__Materials provided__.
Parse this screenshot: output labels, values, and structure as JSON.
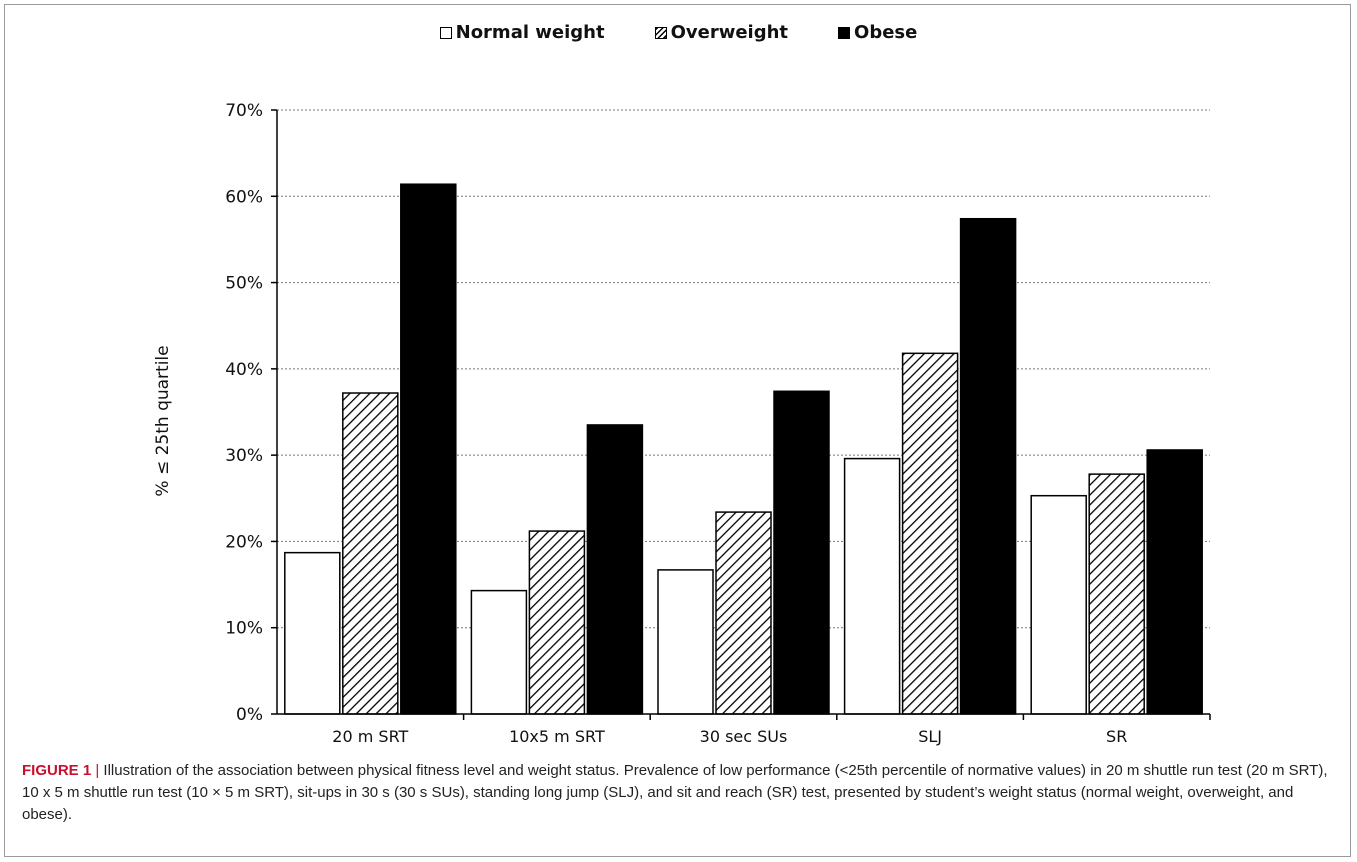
{
  "chart_data": {
    "type": "bar",
    "title": "",
    "xlabel": "",
    "ylabel": "% ≤ 25th quartile",
    "ylim": [
      0,
      70
    ],
    "yticks": [
      0,
      10,
      20,
      30,
      40,
      50,
      60,
      70
    ],
    "ytick_labels": [
      "0%",
      "10%",
      "20%",
      "30%",
      "40%",
      "50%",
      "60%",
      "70%"
    ],
    "grid": true,
    "legend_position": "top-center",
    "categories": [
      "20 m SRT",
      "10x5 m SRT",
      "30 sec SUs",
      "SLJ",
      "SR"
    ],
    "series": [
      {
        "name": "Normal weight",
        "fill": "white",
        "values": [
          18.7,
          14.3,
          16.7,
          29.6,
          25.3
        ]
      },
      {
        "name": "Overweight",
        "fill": "hatched",
        "values": [
          37.2,
          21.2,
          23.4,
          41.8,
          27.8
        ]
      },
      {
        "name": "Obese",
        "fill": "black",
        "values": [
          61.4,
          33.5,
          37.4,
          57.4,
          30.6
        ]
      }
    ]
  },
  "caption": {
    "label": "FIGURE 1",
    "separator": " | ",
    "text": "Illustration of the association between physical fitness level and weight status. Prevalence of low performance (<25th percentile of normative values) in 20 m shuttle run test (20 m SRT), 10 x 5 m shuttle run test (10 × 5 m SRT), sit-ups in 30 s (30 s SUs), standing long jump (SLJ), and sit and reach (SR) test, presented by student’s weight status (normal weight, overweight, and obese)."
  }
}
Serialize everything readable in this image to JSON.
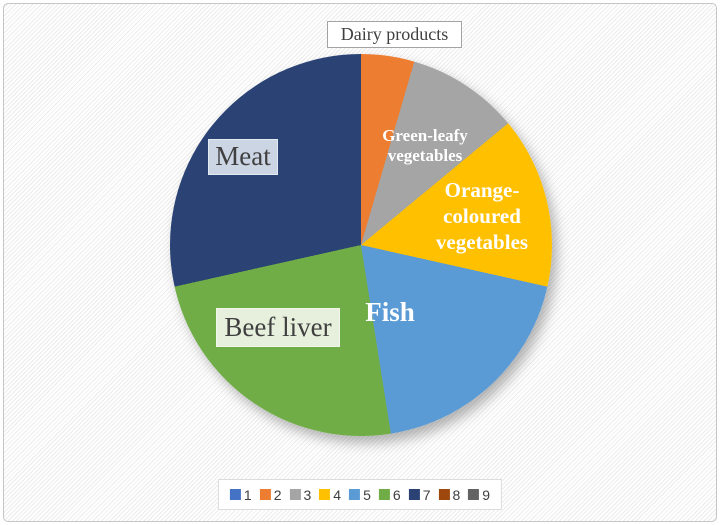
{
  "chart_data": {
    "type": "pie",
    "title": "",
    "unit": "percent",
    "start_angle_deg": 0,
    "direction": "clockwise",
    "legend_position": "bottom",
    "slices": [
      {
        "legend_label": "1",
        "label": "",
        "value": 0,
        "color": "#4472C4"
      },
      {
        "legend_label": "2",
        "label": "Dairy products",
        "value": 4.5,
        "color": "#ED7D31"
      },
      {
        "legend_label": "3",
        "label": "Green-leafy vegetables",
        "value": 9.5,
        "color": "#A5A5A5"
      },
      {
        "legend_label": "4",
        "label": "Orange-coloured vegetables",
        "value": 14.5,
        "color": "#FFC000"
      },
      {
        "legend_label": "5",
        "label": "Fish",
        "value": 19,
        "color": "#5B9BD5"
      },
      {
        "legend_label": "6",
        "label": "Beef liver",
        "value": 24,
        "color": "#70AD47"
      },
      {
        "legend_label": "7",
        "label": "Meat",
        "value": 28.5,
        "color": "#2A4374"
      },
      {
        "legend_label": "8",
        "label": "",
        "value": 0,
        "color": "#9E480E"
      },
      {
        "legend_label": "9",
        "label": "",
        "value": 0,
        "color": "#636363"
      }
    ]
  }
}
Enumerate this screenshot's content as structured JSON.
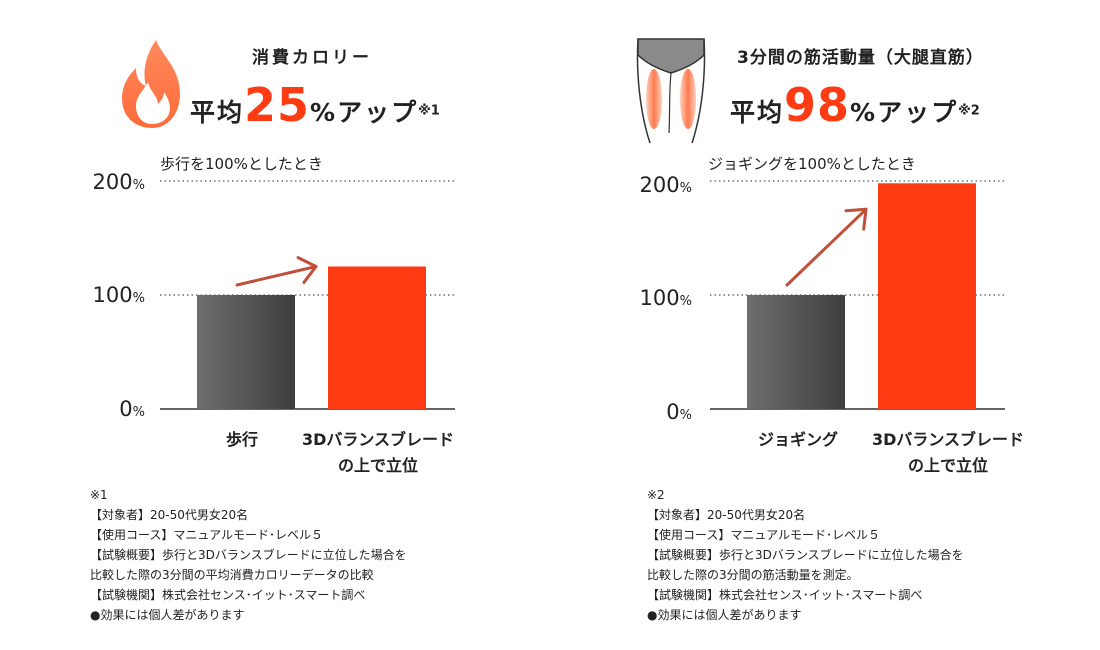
{
  "charts": [
    {
      "heading": "消費カロリー",
      "headline": {
        "prefix": "平均",
        "number": "25",
        "suffix": "%アップ",
        "note": "※1"
      },
      "baseline_text": "歩行を100%としたとき",
      "icon": "flame-icon",
      "footnotes": [
        "※1",
        "【対象者】20-50代男女20名",
        "【使用コース】マニュアルモード･レベル５",
        "【試験概要】歩行と3Dバランスブレードに立位した場合を",
        "比較した際の3分間の平均消費カロリーデータの比較",
        "【試験機関】株式会社センス･イット･スマート調べ",
        "●効果には個人差があります"
      ]
    },
    {
      "heading": "3分間の筋活動量（大腿直筋）",
      "headline": {
        "prefix": "平均",
        "number": "98",
        "suffix": "%アップ",
        "note": "※2"
      },
      "baseline_text": "ジョギングを100%としたとき",
      "icon": "thigh-muscle-icon",
      "footnotes": [
        "※2",
        "【対象者】20-50代男女20名",
        "【使用コース】マニュアルモード･レベル５",
        "【試験概要】歩行と3Dバランスブレードに立位した場合を",
        "比較した際の3分間の筋活動量を測定。",
        "【試験機関】株式会社センス･イット･スマート調べ",
        "●効果には個人差があります"
      ]
    }
  ],
  "chart_data": [
    {
      "type": "bar",
      "categories": [
        "歩行",
        "3Dバランスブレード\nの上で立位"
      ],
      "values": [
        100,
        125
      ],
      "ylim": [
        0,
        200
      ],
      "yticks": [
        "200",
        "100",
        "0"
      ],
      "yunit": "%",
      "grid": "dotted at 100 and 200",
      "colors": [
        "#5a5a5a",
        "#ff3b14"
      ],
      "arrow_color": "#c0503a"
    },
    {
      "type": "bar",
      "categories": [
        "ジョギング",
        "3Dバランスブレード\nの上で立位"
      ],
      "values": [
        100,
        198
      ],
      "ylim": [
        0,
        200
      ],
      "yticks": [
        "200",
        "100",
        "0"
      ],
      "yunit": "%",
      "grid": "dotted at 100 and 200",
      "colors": [
        "#5a5a5a",
        "#ff3b14"
      ],
      "arrow_color": "#c0503a"
    }
  ]
}
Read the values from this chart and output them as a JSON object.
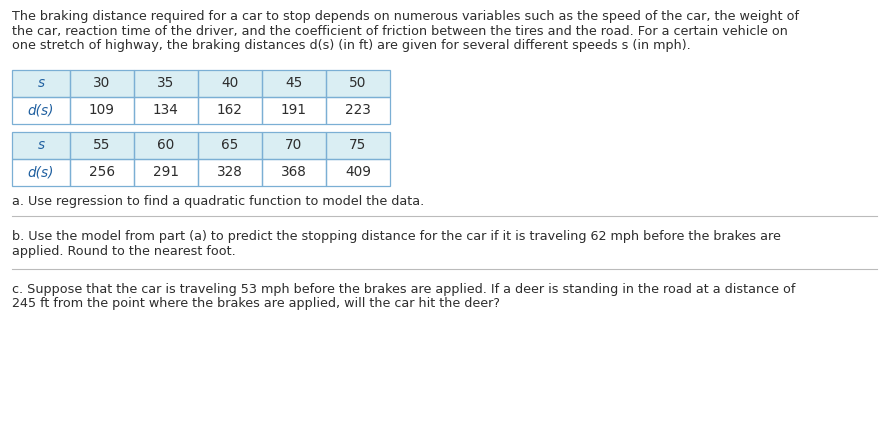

__Task statement__.
Write the full listing out again with every line unchanged, but include no pictures.

__Result of the exercise__.
Parse this screenshot: output labels, values, and structure as JSON.
{
  "chart_data": {
    "type": "bar",
    "title": "",
    "xlabel": "",
    "ylabel": "% ≤ 25th quartile",
    "ylim": [
      0,
      70
    ],
    "yticks": [
      0,
      10,
      20,
      30,
      40,
      50,
      60,
      70
    ],
    "ytick_labels": [
      "0%",
      "10%",
      "20%",
      "30%",
      "40%",
      "50%",
      "60%",
      "70%"
    ],
    "grid": true,
    "legend_position": "top-center",
    "categories": [
      "20 m SRT",
      "10x5 m SRT",
      "30 sec SUs",
      "SLJ",
      "SR"
    ],
    "series": [
      {
        "name": "Normal weight",
        "fill": "white",
        "values": [
          18.7,
          14.3,
          16.7,
          29.6,
          25.3
        ]
      },
      {
        "name": "Overweight",
        "fill": "hatched",
        "values": [
          37.2,
          21.2,
          23.4,
          41.8,
          27.8
        ]
      },
      {
        "name": "Obese",
        "fill": "black",
        "values": [
          61.4,
          33.5,
          37.4,
          57.4,
          30.6
        ]
      }
    ]
  },
  "caption": {
    "label": "FIGURE 1",
    "separator": " | ",
    "text": "Illustration of the association between physical fitness level and weight status. Prevalence of low performance (<25th percentile of normative values) in 20 m shuttle run test (20 m SRT), 10 x 5 m shuttle run test (10 × 5 m SRT), sit-ups in 30 s (30 s SUs), standing long jump (SLJ), and sit and reach (SR) test, presented by student’s weight status (normal weight, overweight, and obese)."
  }
}
Serialize everything readable in this image to JSON.
{
  "chart_data": {
    "type": "pie",
    "title": "",
    "unit": "percent",
    "start_angle_deg": 0,
    "direction": "clockwise",
    "legend_position": "bottom",
    "slices": [
      {
        "legend_label": "1",
        "label": "",
        "value": 0,
        "color": "#4472C4"
      },
      {
        "legend_label": "2",
        "label": "Dairy products",
        "value": 4.5,
        "color": "#ED7D31"
      },
      {
        "legend_label": "3",
        "label": "Green-leafy vegetables",
        "value": 9.5,
        "color": "#A5A5A5"
      },
      {
        "legend_label": "4",
        "label": "Orange-coloured vegetables",
        "value": 14.5,
        "color": "#FFC000"
      },
      {
        "legend_label": "5",
        "label": "Fish",
        "value": 19,
        "color": "#5B9BD5"
      },
      {
        "legend_label": "6",
        "label": "Beef liver",
        "value": 24,
        "color": "#70AD47"
      },
      {
        "legend_label": "7",
        "label": "Meat",
        "value": 28.5,
        "color": "#2A4374"
      },
      {
        "legend_label": "8",
        "label": "",
        "value": 0,
        "color": "#9E480E"
      },
      {
        "legend_label": "9",
        "label": "",
        "value": 0,
        "color": "#636363"
      }
    ]
  }
}
Enumerate this screenshot's content as structured JSON.
{
  "charts": [
    {
      "heading": "消費カロリー",
      "headline": {
        "prefix": "平均",
        "number": "25",
        "suffix": "%アップ",
        "note": "※1"
      },
      "baseline_text": "歩行を100%としたとき",
      "icon": "flame-icon",
      "footnotes": [
        "※1",
        "【対象者】20-50代男女20名",
        "【使用コース】マニュアルモード･レベル５",
        "【試験概要】歩行と3Dバランスブレードに立位した場合を",
        "比較した際の3分間の平均消費カロリーデータの比較",
        "【試験機関】株式会社センス･イット･スマート調べ",
        "●効果には個人差があります"
      ]
    },
    {
      "heading": "3分間の筋活動量（大腿直筋）",
      "headline": {
        "prefix": "平均",
        "number": "98",
        "suffix": "%アップ",
        "note": "※2"
      },
      "baseline_text": "ジョギングを100%としたとき",
      "icon": "thigh-muscle-icon",
      "footnotes": [
        "※2",
        "【対象者】20-50代男女20名",
        "【使用コース】マニュアルモード･レベル５",
        "【試験概要】歩行と3Dバランスブレードに立位した場合を",
        "比較した際の3分間の筋活動量を測定。",
        "【試験機関】株式会社センス･イット･スマート調べ",
        "●効果には個人差があります"
      ]
    }
  ],
  "chart_data": [
    {
      "type": "bar",
      "categories": [
        "歩行",
        "3Dバランスブレード\nの上で立位"
      ],
      "values": [
        100,
        125
      ],
      "ylim": [
        0,
        200
      ],
      "yticks": [
        "200",
        "100",
        "0"
      ],
      "yunit": "%",
      "grid": "dotted at 100 and 200",
      "colors": [
        "#5a5a5a",
        "#ff3b14"
      ],
      "arrow_color": "#c0503a"
    },
    {
      "type": "bar",
      "categories": [
        "ジョギング",
        "3Dバランスブレード\nの上で立位"
      ],
      "values": [
        100,
        198
      ],
      "ylim": [
        0,
        200
      ],
      "yticks": [
        "200",
        "100",
        "0"
      ],
      "yunit": "%",
      "grid": "dotted at 100 and 200",
      "colors": [
        "#5a5a5a",
        "#ff3b14"
      ],
      "arrow_color": "#c0503a"
    }
  ]
}
Read the values from this chart and output them as a JSON object.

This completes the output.